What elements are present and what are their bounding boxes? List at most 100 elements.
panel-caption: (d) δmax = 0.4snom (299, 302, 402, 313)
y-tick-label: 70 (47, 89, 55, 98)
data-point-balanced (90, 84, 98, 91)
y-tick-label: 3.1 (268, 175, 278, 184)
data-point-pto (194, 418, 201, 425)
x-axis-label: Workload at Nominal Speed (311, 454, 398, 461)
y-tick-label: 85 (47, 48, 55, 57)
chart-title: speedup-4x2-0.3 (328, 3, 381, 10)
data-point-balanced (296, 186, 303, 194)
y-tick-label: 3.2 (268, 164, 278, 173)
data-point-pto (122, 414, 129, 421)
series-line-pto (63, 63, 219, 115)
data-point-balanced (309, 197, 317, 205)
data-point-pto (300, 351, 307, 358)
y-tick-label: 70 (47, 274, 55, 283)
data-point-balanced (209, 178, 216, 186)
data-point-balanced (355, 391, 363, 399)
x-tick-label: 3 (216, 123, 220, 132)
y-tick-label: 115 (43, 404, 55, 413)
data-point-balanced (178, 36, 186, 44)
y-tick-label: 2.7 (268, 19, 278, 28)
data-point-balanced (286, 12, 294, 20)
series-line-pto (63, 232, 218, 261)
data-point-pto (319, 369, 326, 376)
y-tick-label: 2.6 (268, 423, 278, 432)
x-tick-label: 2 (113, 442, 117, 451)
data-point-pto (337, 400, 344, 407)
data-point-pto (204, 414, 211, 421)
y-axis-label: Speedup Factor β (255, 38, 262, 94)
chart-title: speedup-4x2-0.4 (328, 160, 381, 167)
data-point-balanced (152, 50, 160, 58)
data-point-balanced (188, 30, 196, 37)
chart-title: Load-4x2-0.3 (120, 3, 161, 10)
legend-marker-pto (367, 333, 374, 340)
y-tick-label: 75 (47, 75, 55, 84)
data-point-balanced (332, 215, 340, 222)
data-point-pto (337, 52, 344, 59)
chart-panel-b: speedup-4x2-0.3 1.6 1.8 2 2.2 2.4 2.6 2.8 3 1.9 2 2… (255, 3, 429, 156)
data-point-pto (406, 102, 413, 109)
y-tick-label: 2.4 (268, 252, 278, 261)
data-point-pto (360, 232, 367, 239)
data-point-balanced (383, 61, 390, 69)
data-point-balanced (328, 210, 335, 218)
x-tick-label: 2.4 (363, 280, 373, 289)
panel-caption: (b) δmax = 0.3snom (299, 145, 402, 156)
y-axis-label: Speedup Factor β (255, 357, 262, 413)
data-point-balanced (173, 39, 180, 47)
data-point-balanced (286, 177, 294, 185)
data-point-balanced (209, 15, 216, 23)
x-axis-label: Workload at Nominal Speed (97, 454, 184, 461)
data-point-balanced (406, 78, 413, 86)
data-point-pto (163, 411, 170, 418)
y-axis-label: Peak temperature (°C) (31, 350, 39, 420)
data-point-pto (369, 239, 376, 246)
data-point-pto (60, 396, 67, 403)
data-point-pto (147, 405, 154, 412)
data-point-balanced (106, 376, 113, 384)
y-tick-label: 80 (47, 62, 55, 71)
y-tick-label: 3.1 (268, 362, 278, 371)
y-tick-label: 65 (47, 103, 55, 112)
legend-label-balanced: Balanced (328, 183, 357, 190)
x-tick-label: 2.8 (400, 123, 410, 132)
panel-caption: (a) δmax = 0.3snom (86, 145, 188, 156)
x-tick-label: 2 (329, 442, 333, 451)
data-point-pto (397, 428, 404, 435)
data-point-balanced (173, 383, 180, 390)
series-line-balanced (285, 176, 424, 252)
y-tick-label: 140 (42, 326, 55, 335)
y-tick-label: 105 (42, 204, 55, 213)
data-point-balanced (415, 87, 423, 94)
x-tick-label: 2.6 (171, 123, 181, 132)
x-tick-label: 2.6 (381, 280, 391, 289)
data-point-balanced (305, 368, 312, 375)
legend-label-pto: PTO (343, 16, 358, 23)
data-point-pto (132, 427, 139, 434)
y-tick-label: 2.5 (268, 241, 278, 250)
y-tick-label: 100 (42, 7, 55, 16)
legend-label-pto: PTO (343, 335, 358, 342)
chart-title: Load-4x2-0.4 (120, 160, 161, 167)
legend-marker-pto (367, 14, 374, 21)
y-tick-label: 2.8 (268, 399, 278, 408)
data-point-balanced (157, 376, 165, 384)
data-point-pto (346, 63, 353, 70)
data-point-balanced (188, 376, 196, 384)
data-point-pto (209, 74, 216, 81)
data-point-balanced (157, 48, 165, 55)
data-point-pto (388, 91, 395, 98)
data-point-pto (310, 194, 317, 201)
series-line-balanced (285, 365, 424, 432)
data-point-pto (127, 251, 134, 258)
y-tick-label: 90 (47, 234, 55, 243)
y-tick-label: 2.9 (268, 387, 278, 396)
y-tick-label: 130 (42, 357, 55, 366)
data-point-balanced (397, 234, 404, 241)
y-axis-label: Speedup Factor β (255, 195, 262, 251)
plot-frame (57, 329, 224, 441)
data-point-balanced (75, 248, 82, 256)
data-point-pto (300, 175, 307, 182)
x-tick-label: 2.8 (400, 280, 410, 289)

====================

Which lines of the data above contain the string "Nominal"? Pick out each of them in full. Uppercase and lowercase letters count as different.

TASK OUTPUT:
x-axis-label: Workload at Nominal Speed (311, 454, 398, 461)
x-axis-label: Workload at Nominal Speed (97, 454, 184, 461)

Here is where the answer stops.